- _Text section_
* * * * * * *
Updated: Jun 17, 2026

Blender Open Data Benchmark is a free, standalone Mac application that stress-tests your machine's CPU and GPU using real Blender rendering workloads, then submits your results to a global public database so you can compare your hardware against thousands of other systems.

What is Blender Open Data Benchmark?

Blender Open Data Benchmark is the official benchmarking tool published by the Blender Foundation. It runs a fixed suite of Blender rendering scenes — the same ones used by artists and studios worldwide — and measures how quickly your hardware completes them. Because the scenes are standardised and the results are crowd-sourced, you get a genuinely meaningful comparison rather than a synthetic number cooked up by a hardware vendor.

The application is completely separate from Blender itself; you do not need Blender installed. It ships its own renderer, guarantees a reproducible environment, and quietly handles the submission to opendata.blender.org when you're done.

What does Blender Open Data Benchmark do best?

It excels at giving 3D artists and Mac buyers an honest, apples-to-apples render performance number. Where synthetic benchmarks like Geekbench or Cinebench measure abstract compute primitives, Blender Open Data Benchmark measures the exact workload you actually care about: path-tracing a complex scene. I ran it before and after upgrading RAM and the delta mapped almost perfectly to real-world Blender project times.

  • CPU and GPU modes — you can benchmark the CPU renderer (Cycles CPU), the GPU renderer (Cycles GPU / Metal on Apple Silicon), or both in a single run.
  • Apple Silicon support — the GPU path uses Metal, so M-series chips get a fair shake rather than being penalised by an OpenCL path designed for discrete GPUs.
  • Public leaderboard — every submission lands in the open database, searchable by device name, OS, and renderer. You can filter to "Apple M4 Pro" and instantly see the distribution of real-world scores.
  • Reproducible scenes — the benchmark scenes are versioned and archived, so a score from two years ago is still comparable to one from today.

Who should use Blender Open Data Benchmark?

Anyone who renders in Blender — or is thinking about buying hardware to do so — should run this before making decisions. It is particularly valuable for Mac users evaluating whether a base M4 chip is sufficient or whether the Pro/Max/Ultra GPU cores justify the cost. Studio leads can use it to build an objective fleet comparison across their workstations. If you are not a Blender user at all, alternatives like Cinebench 2024 or Geekbench 6 will give you broader app-agnostic scores with less setup.
* * * * * * *
- _Given exercise 1_
In the Blender benchmark text, which graphics technology does the GPU path use on Apple Silicon?
- _Given exercise 2_
Write out the passage of the Blender benchmark text that begins at the words "Updated: Jun 17, 2026" and ends after "a hardware vendor.".
* * * * * * *
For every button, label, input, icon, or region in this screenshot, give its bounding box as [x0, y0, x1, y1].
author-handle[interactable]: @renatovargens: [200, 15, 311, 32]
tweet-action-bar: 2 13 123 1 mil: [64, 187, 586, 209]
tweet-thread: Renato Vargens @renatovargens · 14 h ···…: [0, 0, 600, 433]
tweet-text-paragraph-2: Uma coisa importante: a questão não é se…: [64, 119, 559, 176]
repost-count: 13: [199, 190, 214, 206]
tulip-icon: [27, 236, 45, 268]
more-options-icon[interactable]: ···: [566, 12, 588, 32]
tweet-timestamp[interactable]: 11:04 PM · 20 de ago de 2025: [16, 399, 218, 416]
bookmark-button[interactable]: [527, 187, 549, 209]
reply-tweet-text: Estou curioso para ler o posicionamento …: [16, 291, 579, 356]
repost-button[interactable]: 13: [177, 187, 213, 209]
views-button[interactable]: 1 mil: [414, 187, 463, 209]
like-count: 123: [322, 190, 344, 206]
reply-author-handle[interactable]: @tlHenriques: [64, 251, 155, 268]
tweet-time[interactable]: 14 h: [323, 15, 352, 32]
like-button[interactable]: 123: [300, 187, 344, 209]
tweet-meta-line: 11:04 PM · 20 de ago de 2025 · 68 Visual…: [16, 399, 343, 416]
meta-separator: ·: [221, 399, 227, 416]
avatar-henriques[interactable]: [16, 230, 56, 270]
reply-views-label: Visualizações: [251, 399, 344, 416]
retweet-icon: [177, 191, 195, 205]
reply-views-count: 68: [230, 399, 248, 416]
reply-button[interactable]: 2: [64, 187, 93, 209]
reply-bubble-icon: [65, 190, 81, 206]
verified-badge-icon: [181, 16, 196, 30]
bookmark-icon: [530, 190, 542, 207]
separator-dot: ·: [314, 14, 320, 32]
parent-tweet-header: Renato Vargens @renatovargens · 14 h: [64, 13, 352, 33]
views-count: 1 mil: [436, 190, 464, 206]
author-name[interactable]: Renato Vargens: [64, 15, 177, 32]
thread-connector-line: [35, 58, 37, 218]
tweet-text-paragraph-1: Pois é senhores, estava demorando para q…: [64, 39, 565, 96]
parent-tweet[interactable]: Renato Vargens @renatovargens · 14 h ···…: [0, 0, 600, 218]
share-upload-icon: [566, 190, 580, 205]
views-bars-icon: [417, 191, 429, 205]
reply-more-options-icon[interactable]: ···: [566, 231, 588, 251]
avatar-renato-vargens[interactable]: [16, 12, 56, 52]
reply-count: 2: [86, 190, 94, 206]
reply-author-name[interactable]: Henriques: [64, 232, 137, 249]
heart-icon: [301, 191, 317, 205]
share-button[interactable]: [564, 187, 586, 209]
* * * * * * *
- _Final answer 1_
Metal.

- _Final answer 2_
Updated: Jun 17, 2026

Blender Open Data Benchmark is a free, standalone Mac application that stress-tests your machine's CPU and GPU using real Blender rendering workloads, then submits your results to a global public database so you can compare your hardware against thousands of other systems.

What is Blender Open Data Benchmark?

Blender Open Data Benchmark is the official benchmarking tool published by the Blender Foundation. It runs a fixed suite of Blender rendering scenes — the same ones used by artists and studios worldwide — and measures how quickly your hardware completes them. Because the scenes are standardised and the results are crowd-sourced, you get a genuinely meaningful comparison rather than a synthetic number cooked up by a hardware vendor.